*Excerpted text*
################
With cluster management systems like xCAT, Bright Cluster Manager, HPCM, and others, it’s all too easy to fall into the trap of having a “golden image” – one root image directory maintained over months or years of maintenance downtimes and image changes, where one small mis-step could result in breaking the image and taking the entire cluster offline. Without a well-defined policy for managing image changes and builds, incremental changes to an image directory build over time, eventually forming a snarl of individual hacks, tweaks and fixes, where no one knows who did what or why.
Luckily, there are tools available that can help mitigate this process and assist in enforcing a reliable and reproducible image build process. Red Hat’s Ansible configuration management tool integrates nicely with existing cluster management tools, with a bit of scripting, and provides an established tool for modifying host configuration, even in a cluster image. And by using Git, image configurations can be versioned and maintained effectively, even in an environment with multiple contributors.
Bright Cluster Manager: Modifying images directly using Ansible
Bright Cluster Manager provides a set of tools that can be used to create images from running hosts, but this method requires booting and customizing a host every time an image change is made or an updated image is created. Instead of this tedious and time consuming process, create a base image once using the Bright Cluster Manager toolkit, then clone and modify that image as needed using Ansible.
Cluster node images created in Bright Cluster Manager take the form of a chroot environment – a directory containing all of the files necessary for a node to run, as if that directory were the nodes / (root) directory. Ansible includes a chroot connection plugin that allows a playbook to target a chroot or image directory directly as if it were a running host. This will allow the creation of an Ansible playbook using the hundreds of existing Ansible modules available, saving time and effort. To create a customized image, all that must be done is clone the base image using Bright, then apply the custom configuration using Ansible.
################
*Data under study*
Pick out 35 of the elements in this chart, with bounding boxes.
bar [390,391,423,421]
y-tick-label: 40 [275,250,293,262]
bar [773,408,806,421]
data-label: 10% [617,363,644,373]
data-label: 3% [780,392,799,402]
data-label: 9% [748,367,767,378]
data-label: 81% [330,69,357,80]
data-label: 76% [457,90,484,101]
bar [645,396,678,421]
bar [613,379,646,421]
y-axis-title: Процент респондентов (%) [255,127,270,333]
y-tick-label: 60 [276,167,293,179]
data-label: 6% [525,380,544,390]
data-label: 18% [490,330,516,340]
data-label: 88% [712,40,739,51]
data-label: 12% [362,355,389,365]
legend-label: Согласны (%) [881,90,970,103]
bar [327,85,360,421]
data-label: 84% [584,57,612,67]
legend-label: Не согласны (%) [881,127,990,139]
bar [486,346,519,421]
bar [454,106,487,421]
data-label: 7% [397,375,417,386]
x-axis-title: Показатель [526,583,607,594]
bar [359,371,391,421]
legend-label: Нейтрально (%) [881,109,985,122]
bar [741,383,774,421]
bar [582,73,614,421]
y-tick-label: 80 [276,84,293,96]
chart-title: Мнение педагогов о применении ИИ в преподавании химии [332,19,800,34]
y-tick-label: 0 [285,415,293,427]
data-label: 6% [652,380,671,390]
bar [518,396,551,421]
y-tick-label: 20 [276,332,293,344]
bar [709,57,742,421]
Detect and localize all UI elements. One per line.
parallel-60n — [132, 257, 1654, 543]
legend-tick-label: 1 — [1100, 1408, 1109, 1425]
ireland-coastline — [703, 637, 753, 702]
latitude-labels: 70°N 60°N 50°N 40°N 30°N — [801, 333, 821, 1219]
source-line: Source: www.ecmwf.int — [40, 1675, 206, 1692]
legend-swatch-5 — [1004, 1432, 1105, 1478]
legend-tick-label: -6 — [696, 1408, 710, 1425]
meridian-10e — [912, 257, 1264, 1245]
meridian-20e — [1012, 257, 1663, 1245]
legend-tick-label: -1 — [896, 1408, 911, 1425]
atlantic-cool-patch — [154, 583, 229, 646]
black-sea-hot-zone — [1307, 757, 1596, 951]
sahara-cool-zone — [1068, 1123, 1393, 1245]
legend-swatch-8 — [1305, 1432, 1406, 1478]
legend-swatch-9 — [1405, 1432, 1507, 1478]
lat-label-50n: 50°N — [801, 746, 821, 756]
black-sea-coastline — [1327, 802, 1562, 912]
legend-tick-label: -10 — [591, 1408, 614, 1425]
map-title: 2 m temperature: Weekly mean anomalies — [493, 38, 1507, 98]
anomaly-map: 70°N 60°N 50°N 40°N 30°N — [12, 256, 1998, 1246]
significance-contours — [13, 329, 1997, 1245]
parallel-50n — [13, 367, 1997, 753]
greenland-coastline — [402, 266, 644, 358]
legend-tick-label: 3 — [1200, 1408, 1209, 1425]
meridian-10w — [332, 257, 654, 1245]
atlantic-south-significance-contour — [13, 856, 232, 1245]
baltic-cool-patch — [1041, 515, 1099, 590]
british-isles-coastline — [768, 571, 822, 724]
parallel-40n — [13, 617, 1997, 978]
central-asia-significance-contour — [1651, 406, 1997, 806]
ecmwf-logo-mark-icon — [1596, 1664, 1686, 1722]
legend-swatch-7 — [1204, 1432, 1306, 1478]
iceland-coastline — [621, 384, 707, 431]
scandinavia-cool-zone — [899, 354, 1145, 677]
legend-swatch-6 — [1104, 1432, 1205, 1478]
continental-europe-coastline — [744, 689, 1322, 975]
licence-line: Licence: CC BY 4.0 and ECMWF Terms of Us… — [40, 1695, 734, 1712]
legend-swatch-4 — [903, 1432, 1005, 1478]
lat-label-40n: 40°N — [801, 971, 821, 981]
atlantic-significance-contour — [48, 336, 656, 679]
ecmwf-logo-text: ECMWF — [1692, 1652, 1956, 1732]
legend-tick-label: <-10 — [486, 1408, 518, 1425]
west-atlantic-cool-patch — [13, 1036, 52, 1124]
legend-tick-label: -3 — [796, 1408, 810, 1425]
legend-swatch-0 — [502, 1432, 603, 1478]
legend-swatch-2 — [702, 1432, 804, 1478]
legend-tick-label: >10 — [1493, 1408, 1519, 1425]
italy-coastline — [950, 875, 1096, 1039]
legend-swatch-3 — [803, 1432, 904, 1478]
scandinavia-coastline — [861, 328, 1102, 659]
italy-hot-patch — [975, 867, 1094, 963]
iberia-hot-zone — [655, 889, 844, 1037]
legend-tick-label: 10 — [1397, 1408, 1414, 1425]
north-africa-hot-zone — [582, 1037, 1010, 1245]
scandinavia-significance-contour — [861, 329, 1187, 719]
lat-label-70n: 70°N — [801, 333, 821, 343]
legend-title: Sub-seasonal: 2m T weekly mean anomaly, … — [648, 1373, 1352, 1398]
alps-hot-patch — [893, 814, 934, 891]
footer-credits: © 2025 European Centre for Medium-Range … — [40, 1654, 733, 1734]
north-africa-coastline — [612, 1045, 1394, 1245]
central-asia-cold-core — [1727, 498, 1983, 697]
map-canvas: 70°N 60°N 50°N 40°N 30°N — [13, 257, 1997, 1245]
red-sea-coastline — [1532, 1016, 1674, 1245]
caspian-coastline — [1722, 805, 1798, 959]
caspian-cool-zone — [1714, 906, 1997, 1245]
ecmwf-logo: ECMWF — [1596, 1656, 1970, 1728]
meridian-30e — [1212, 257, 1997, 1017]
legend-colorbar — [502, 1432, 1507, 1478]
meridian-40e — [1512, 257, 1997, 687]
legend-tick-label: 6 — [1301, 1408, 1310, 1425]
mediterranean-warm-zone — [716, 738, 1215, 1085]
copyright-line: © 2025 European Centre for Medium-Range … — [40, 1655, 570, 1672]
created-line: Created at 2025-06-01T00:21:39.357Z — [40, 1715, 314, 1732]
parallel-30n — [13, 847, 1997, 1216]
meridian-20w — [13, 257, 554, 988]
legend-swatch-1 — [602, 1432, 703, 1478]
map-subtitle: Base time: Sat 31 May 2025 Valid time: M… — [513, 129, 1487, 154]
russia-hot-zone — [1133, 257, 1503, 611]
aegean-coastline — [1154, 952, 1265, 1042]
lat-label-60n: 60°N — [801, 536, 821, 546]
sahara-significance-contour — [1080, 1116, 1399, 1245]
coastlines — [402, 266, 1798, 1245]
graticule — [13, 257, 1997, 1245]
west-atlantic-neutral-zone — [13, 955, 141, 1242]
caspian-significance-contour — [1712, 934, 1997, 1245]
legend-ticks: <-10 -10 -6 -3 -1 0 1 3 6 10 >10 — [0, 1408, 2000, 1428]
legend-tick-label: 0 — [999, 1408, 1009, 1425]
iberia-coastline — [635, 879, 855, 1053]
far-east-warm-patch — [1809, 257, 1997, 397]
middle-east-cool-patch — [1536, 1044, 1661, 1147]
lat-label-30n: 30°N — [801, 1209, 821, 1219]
################
*Prompt 1*
In the text on building cluster images with Ansible, which Ansible plugin lets a playbook target an image directory as if it were a running host?
*Prompt 2*
Continue the text on building cluster images with Ansible and Git from the point where it stops.

*Answer area 1*
The chroot connection plugin.

*Answer area 2*
xCAT: Extending the postinstall script for automatic Ansible configuration
One of the attributes of an xCAT image is the location of a postinstall script – a script that runs every time an image is built that can be extended to provide system-specific customization. The most straightforward way to customize an xCAT image is to modify this postinstall script, but this method can lead to a bloated mess full of different hacks, all interdependent – make one change to fix an issue, and the entire system comes crashing down.
This is where Ansible comes into play. With Ansible, a playbook can be created for each image, and Ansible can then run those playbooks directly from the postinstall script using the chroot connection plugin. Since an xCAT image directory is also basically a chroot environment, the Ansible chroot connection plugin can be used to apply an image playbook to existing images.
In addition, a little bit of smart scripting can handle multiple images with one set of Ansible playbooks and roles. For example, a site may have two different image types, one for login nodes named centos7-login, and one for compute nodes named centos7-compute. To handle both cases, two different Ansible playbooks would be created, centos7-login.yml and centos7-compute.yml, with each playbook containing its own set of variables and roles. Using simple command line tools like find, grep, cut, etc., the postinstall script can find playbooks in an established directory, allowing the postinstall script to select the desired playbook automatically.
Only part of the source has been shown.